EXTRAIT DU TEXTE:
* * * *
Dire qu'on a failli passer à côté de Calcutta !


D'abord, Noémie n'était pas très emballée à l'idée d'aller côtoyer la misère de trop près, non pas par dénis mais par peur de se sentir désemparée face à une situation terrible. L'image des bidonvilles véhiculée autour de la vie de Mère Thérèsa restent encore dans les esprits. Et après avoir vu la banlieue délabrée de New Delhi, nous ne pouvions qu'envisager le pire pour Calcutta.

Ensuite, nous avons eu peur de manquer de temps. Notre programme évoluant au fur et à mesure du voyage et des rencontres, nous pensions simplement faire un changement de train entre l'Est de l'Inde et la route vers New Delhi.

Le destin et nos réflexions en ont fait autrement. Nous voilà donc bien débarqués à la gare de Kolkata (à l'indienne), après plus d'une demi-journée de train.


Le bâtiment semble récemment rénové voire tout à fait nouveau et la foule y circule de manière parfaitement fluide. Le parking est silencieux, des taxis jaunes à la New Yorkaise nous attendent tranquillement un peu plus loin pour nous proposer une dépose dans le centre ville. Quid du bazar monstrueux auquel nous nous étions préparé ?!


Nous refusons les taxis pour prendre un tuk-tuk vantard, trop content de parader avec ses touristes occidentaux à l'arrière du véhicule. Il a moins fait le malin après négociation du tarif et encore moins lorsque nous lui demandons de nous emmener dans les ruelles de la ville pour rejoindre notre homestay réservée pour trois jours.

Impossible de trouver l'enseigne de l'établissement malgré notre plan et les multiples demandes faites aux habitants du quartier. Le tuk-tuk nous lâche agacé dans la rue indiquée par notre réservation. Nous finissons toutefois par trouver notre adresse et découvrons que nous ne dormirons pas vraiment dans un hôtel mais directement chez l'habitant.


Les hôtes, propriétaires d'une très grandes maisons, louent déjà notre chambre à un allemand vadrouilleur en repos pour plusieurs jours mais la maîtresse de maison nous degote un lit dans une pièce annexe à un dortoir où séjournent quelques jeunes étudiants et travailleurs pour l'année.

Un jeune homme en caleçon-marcel qui semblait avoir élu domicile dans notre nid est gentiment renvoyé dans les étages tandis que le mari de notre hôte, bedaine au vent et vêtu d'une simple serviette autour de la taille, nous explique comment la vie s'organise dans la maison.


Nous sommes à 5 minutes à pieds d'une grande avenue où il suffit simplement de héler un bus pour rejoindre une station de métro nous donnant accès à toute la ville. Nous dormirons donc loin du bruit et des embouteillages mais la ville et ses attractions nous restent très accessibles en transport, parfait !


Notre première sortie nocturne nous permet de nous plonger dans l'ambiance urbaine. La ville est tout ce qu'il y a de plus moderne, nous retrouvons des avenues aux multiples magasins et restaurants et des indiens vêtus tout comme nous, voire mieux que nous (en fait on ressemble à des babas cool à côté d'eux). Il y a beaucoup d'agitation, les passants se bousculent et bouchonnent entre les stands de street-food, de vêtements, de bijoux et de souvenirs. Ça rôte, ça interpelle dans tous les sens "Yes M'am, good prices here !", ça crie et ça klaxonne. On en prend plein les yeux et les oreilles. Après 3 mois de voyage, on a fini par s'habituer.
* * * *
EXERCICE PROPOSÉ 1:
Relevez tous les moyens de transport mentionnés dans le récit sur Calcutta.
EXERCICE PROPOSÉ 2:
Prolongez le récit sur Calcutta en quelques paragraphes, à la suite de sa dernière phrase.

Éléments issus d'une source de données
* * * *
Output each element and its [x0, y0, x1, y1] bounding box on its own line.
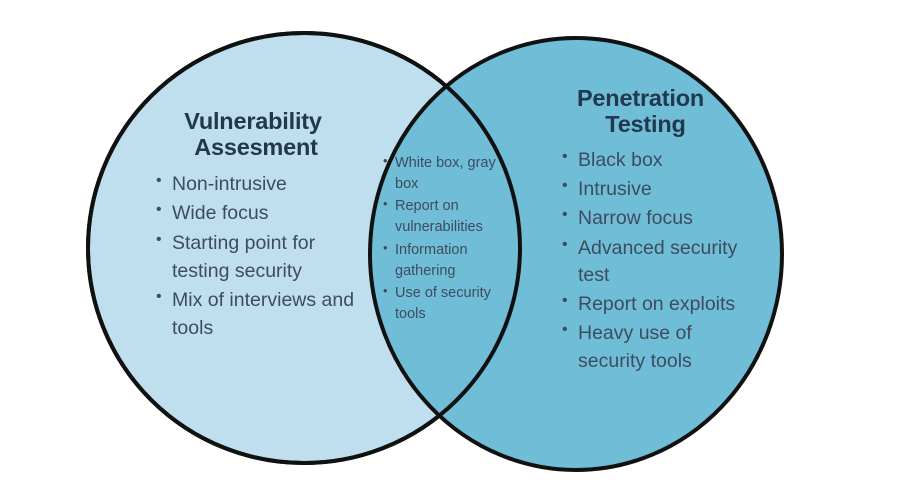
list-item: Use of security tools [383, 282, 511, 325]
title-line-1: Penetration [576, 85, 705, 111]
list-item: Black box [562, 146, 756, 174]
list-item: Information gathering [383, 239, 511, 282]
vulnerability-assesment-panel: Vulnerability Assesment Non-intrusive Wi… [148, 108, 358, 345]
vulnerability-assesment-list: Non-intrusive Wide focus Starting point … [156, 170, 358, 343]
shared-attributes-list: White box, gray box Report on vulnerabil… [383, 152, 511, 325]
title-line-2: Testing [605, 111, 686, 138]
list-item: Narrow focus [562, 204, 756, 232]
title-line-2: Assesment [194, 134, 318, 161]
venn-diagram-canvas: Vulnerability Assesment Non-intrusive Wi… [0, 0, 900, 500]
list-item: Mix of interviews and tools [156, 286, 358, 342]
list-item: Advanced security test [562, 234, 756, 290]
list-item: White box, gray box [383, 152, 511, 195]
title-line-1: Vulnerability [184, 108, 322, 134]
list-item: Report on vulnerabilities [383, 195, 511, 238]
list-item: Non-intrusive [156, 170, 358, 199]
penetration-testing-list: Black box Intrusive Narrow focus Advance… [562, 146, 756, 375]
list-item: Wide focus [156, 199, 358, 228]
list-item: Report on exploits [562, 290, 756, 318]
shared-attributes-panel: White box, gray box Report on vulnerabil… [383, 152, 511, 326]
list-item: Intrusive [562, 175, 756, 203]
penetration-testing-panel: Penetration Testing Black box Intrusive … [551, 85, 756, 377]
penetration-testing-title: Penetration Testing [551, 85, 756, 138]
vulnerability-assesment-title: Vulnerability Assesment [148, 108, 358, 161]
list-item: Heavy use of security tools [562, 319, 756, 375]
list-item: Starting point for testing security [156, 229, 358, 285]
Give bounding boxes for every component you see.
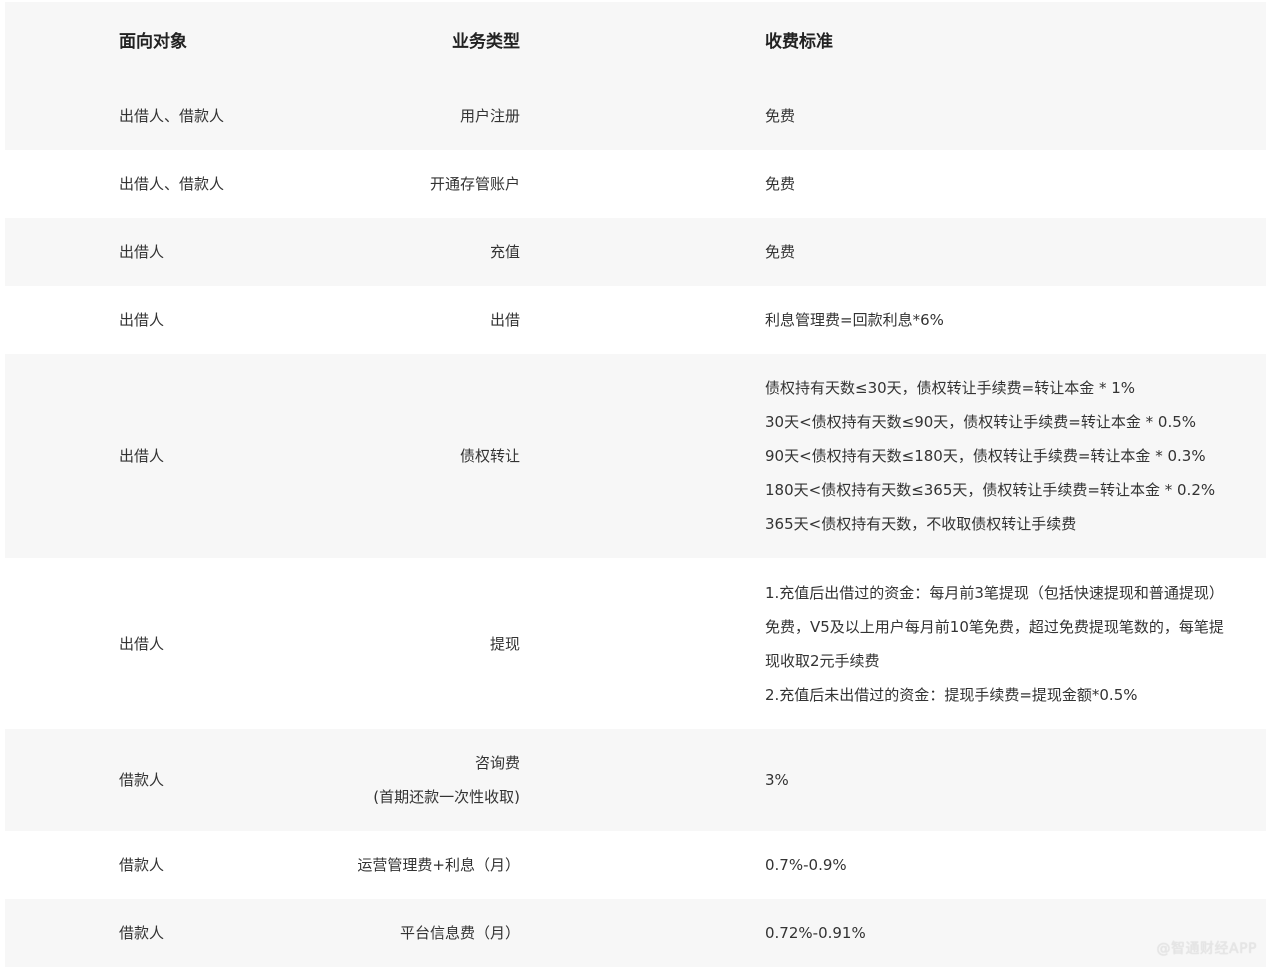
cell-fee: 1.充值后出借过的资金：每月前3笔提现（包括快速提现和普通提现） 免费，V5及以… (520, 558, 1266, 729)
table-row: 出借人 出借 利息管理费=回款利息*6% (5, 286, 1266, 354)
cell-type: 运营管理费+利息（月） (235, 831, 520, 899)
header-type: 业务类型 (235, 2, 520, 82)
cell-fee: 免费 (520, 150, 1266, 218)
cell-target: 出借人 (5, 286, 235, 354)
cell-fee: 3% (520, 729, 1266, 831)
table-row: 出借人 债权转让 债权持有天数≤30天，债权转让手续费=转让本金 * 1% 30… (5, 354, 1266, 558)
type-line: 平台信息费（月） (399, 924, 520, 942)
cell-target: 借款人 (5, 899, 235, 967)
type-line: 运营管理费+利息（月） (357, 856, 520, 874)
fee-line: 30天<债权持有天数≤90天，债权转让手续费=转让本金 * 0.5% (765, 413, 1197, 431)
type-line: 开通存管账户 (429, 175, 520, 193)
table-header: 面向对象 业务类型 收费标准 (5, 2, 1266, 82)
type-line: 出借 (489, 311, 520, 329)
type-line: 债权转让 (459, 447, 520, 465)
cell-type: 开通存管账户 (235, 150, 520, 218)
table-row: 借款人 平台信息费（月） 0.72%-0.91% (5, 899, 1266, 967)
cell-fee: 免费 (520, 218, 1266, 286)
cell-fee: 债权持有天数≤30天，债权转让手续费=转让本金 * 1% 30天<债权持有天数≤… (520, 354, 1266, 558)
fee-line: 免费 (765, 175, 796, 193)
cell-target: 出借人、借款人 (5, 150, 235, 218)
table-body: 出借人、借款人 用户注册 免费 出借人、借款人 开通存管账户 免费 出借人 充值… (5, 82, 1266, 967)
fee-line: 180天<债权持有天数≤365天，债权转让手续费=转让本金 * 0.2% (765, 481, 1216, 499)
fee-line: 2.充值后未出借过的资金：提现手续费=提现金额*0.5% (765, 685, 1138, 704)
cell-type: 平台信息费（月） (235, 899, 520, 967)
cell-target: 借款人 (5, 729, 235, 831)
cell-type: 出借 (235, 286, 520, 354)
cell-target: 出借人、借款人 (5, 82, 235, 150)
header-row: 面向对象 业务类型 收费标准 (5, 2, 1266, 82)
fee-line: 免费 (765, 107, 796, 125)
cell-target: 出借人 (5, 354, 235, 558)
cell-fee: 利息管理费=回款利息*6% (520, 286, 1266, 354)
watermark: @智通财经APP (1156, 941, 1257, 957)
type-line: 提现 (489, 634, 520, 653)
fee-table: 面向对象 业务类型 收费标准 出借人、借款人 用户注册 免费 出借人、借款人 开… (5, 2, 1266, 967)
cell-target: 出借人 (5, 218, 235, 286)
type-line: (首期还款一次性收取) (373, 788, 520, 806)
cell-type: 债权转让 (235, 354, 520, 558)
fee-line: 免费，V5及以上用户每月前10笔免费，超过免费提现笔数的，每笔提 (765, 617, 1224, 636)
fee-line: 免费 (765, 243, 796, 261)
cell-fee: 免费 (520, 82, 1266, 150)
table-row: 借款人 咨询费 (首期还款一次性收取) 3% (5, 729, 1266, 831)
fee-line: 0.7%-0.9% (765, 856, 847, 874)
fee-line: 90天<债权持有天数≤180天，债权转让手续费=转让本金 * 0.3% (765, 447, 1206, 465)
table-row: 出借人、借款人 用户注册 免费 (5, 82, 1266, 150)
table-row: 借款人 运营管理费+利息（月） 0.7%-0.9% (5, 831, 1266, 899)
fee-line: 365天<债权持有天数，不收取债权转让手续费 (765, 515, 1077, 533)
cell-fee: 0.7%-0.9% (520, 831, 1266, 899)
table-row: 出借人、借款人 开通存管账户 免费 (5, 150, 1266, 218)
fee-line: 3% (765, 771, 789, 789)
table-row: 出借人 充值 免费 (5, 218, 1266, 286)
cell-fee: 0.72%-0.91% (520, 899, 1266, 967)
cell-target: 借款人 (5, 831, 235, 899)
fee-line: 债权持有天数≤30天，债权转让手续费=转让本金 * 1% (765, 379, 1136, 397)
type-line: 用户注册 (459, 107, 520, 125)
fee-line: 现收取2元手续费 (765, 651, 880, 670)
type-line: 咨询费 (474, 754, 520, 772)
fee-line: 利息管理费=回款利息*6% (765, 311, 944, 329)
type-line: 充值 (489, 243, 520, 261)
cell-target: 出借人 (5, 558, 235, 729)
cell-type: 咨询费 (首期还款一次性收取) (235, 729, 520, 831)
table-row: 出借人 提现 1.充值后出借过的资金：每月前3笔提现（包括快速提现和普通提现） … (5, 558, 1266, 729)
cell-type: 充值 (235, 218, 520, 286)
fee-line: 1.充值后出借过的资金：每月前3笔提现（包括快速提现和普通提现） (765, 583, 1224, 602)
cell-type: 用户注册 (235, 82, 520, 150)
cell-type: 提现 (235, 558, 520, 729)
header-target: 面向对象 (5, 2, 235, 82)
header-fee: 收费标准 (520, 2, 1266, 82)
* * * *
RÉPONSE FINALE 1:
Le récit sur Calcutta mentionne le train, le taxi, le tuk-tuk, le bus et le métro.

RÉPONSE FINALE 2:
Parce que ce serait trop long de vous raconter 3 jours à Calcutta dans les détails, on a pensé vous dresser une petite liste de ce que nous avons fait au cours du séjour.


- South Park Street Cemetery : L'impression de découvrir une cité oubliée, un mélange entre le Livre de la Jungle et le cimetière du Père Lachaise avec des tombes et mausolées beaucoup plus grands et moussus. La visite est rapide, on fait vite le tour du cimetière mais le silence et la verdure qui nous coupent du monde extérieur donnent envie de s'attarder un peu plus longtemps.


- La maison mère des Missionnaires de la charité (où Mère Thérèsa à vécu de nombreuses années). L'accueil des religieuses est chaleureux, dans un anglais parfait, avec le sourire. Ça fait du bien un peu de gentillesse gratuite. Manque de pot, nous arrivons dans l'intervalle de temps durant lequel le musée est fermé. Nous avons tout de même la possibilité de voir de loin la chambre de Mère Thérèsa ainsi que sa tombe discrète auprès de laquelle se recueillent quelques religieuses et visiteurs. En sortant chercher une gargotte pour déjeuner, on se rend compte que les bidonvilles ne sont pas loin, à seulement deux rues de là. On est loin du centre riche et moderne...


- Cathédrale Saint Paul : "Avec sa tour centrale crénelée, la cathédrale Saint-Paul ne déparerait pas à Cambridge" nous dit le guide. Et c'est vrai. L'espace d'un instant, nous nous serions cru en Angleterre. Et puis il suffit de jeter un coup d'oeil autour pour apercevoir des palmiers et une jungle qui n'auraient vraiment rien à faire dans la ville universitaire britannique.

Quand on entre, surprise ! Le plafond est bien plus bas qu'on ne l'aurait imaginé et des ventilateurs pendouillent tous les 2 mètres. On sent bien que le style gothique a été adapté aux températures du coin. Et les vitraux... ben pas de vitraux. Et pas d'orgue non plus. Pas de déambulatoire. Une et une seule chapelle. On attendait beaucoup plus du site, surtout avec un extérieur aussi prometteur ! Mais bon, il fait frais, c'est joli et ça nous change aussi de nos bons gros stupas et nos temples hindous visités ces derniers mois !


- Indian Museum. Quand le Lonely Planet t'annonce 150 roupies l'entrée et qu'on t'en demande 500 (soit 10 fois plus cher que pour les locaux) parce que t'es censé être un portefeuille sur pattes et bien c'est non. Par principe. La façade donnait pourtant envie.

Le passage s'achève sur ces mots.